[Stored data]
======

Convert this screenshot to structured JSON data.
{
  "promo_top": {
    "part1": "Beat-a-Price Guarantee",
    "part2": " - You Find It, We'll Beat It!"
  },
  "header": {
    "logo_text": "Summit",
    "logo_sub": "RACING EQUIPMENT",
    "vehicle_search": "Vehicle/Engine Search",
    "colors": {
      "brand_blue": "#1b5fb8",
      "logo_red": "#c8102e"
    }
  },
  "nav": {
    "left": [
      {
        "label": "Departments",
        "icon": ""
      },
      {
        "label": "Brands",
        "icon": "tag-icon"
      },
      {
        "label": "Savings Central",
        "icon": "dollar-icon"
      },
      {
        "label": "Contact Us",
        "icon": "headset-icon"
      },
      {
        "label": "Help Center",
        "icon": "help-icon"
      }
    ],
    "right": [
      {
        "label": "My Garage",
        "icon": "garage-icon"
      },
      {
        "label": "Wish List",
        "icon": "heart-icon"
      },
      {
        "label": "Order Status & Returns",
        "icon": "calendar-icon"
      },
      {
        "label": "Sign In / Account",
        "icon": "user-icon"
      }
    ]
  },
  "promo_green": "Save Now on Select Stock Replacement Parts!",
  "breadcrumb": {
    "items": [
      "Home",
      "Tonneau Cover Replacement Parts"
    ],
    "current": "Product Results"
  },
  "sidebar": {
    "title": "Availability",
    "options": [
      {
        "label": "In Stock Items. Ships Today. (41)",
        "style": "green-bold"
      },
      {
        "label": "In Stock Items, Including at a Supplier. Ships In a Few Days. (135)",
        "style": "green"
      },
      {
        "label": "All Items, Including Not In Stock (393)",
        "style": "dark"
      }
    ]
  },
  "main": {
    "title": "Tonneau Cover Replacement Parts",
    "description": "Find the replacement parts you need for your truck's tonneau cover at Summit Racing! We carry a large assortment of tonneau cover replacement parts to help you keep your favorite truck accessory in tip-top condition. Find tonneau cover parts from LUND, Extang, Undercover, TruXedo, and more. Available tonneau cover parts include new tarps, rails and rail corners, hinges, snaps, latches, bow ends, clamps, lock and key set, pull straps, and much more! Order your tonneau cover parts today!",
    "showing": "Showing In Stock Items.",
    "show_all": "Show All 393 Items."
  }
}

======

> _Exercise aim_
Look through the records and gather each line with the word "label".

> _Problem solution_
        "label": "Departments",
        "label": "Brands",
        "label": "Savings Central",
        "label": "Contact Us",
        "label": "Help Center",
        "label": "My Garage",
        "label": "Wish List",
        "label": "Order Status & Returns",
        "label": "Sign In / Account",
        "label": "In Stock Items. Ships Today. (41)",
        "label": "In Stock Items, Including at a Supplier. Ships In a Few Days. (135)",
        "label": "All Items, Including Not In Stock (393)",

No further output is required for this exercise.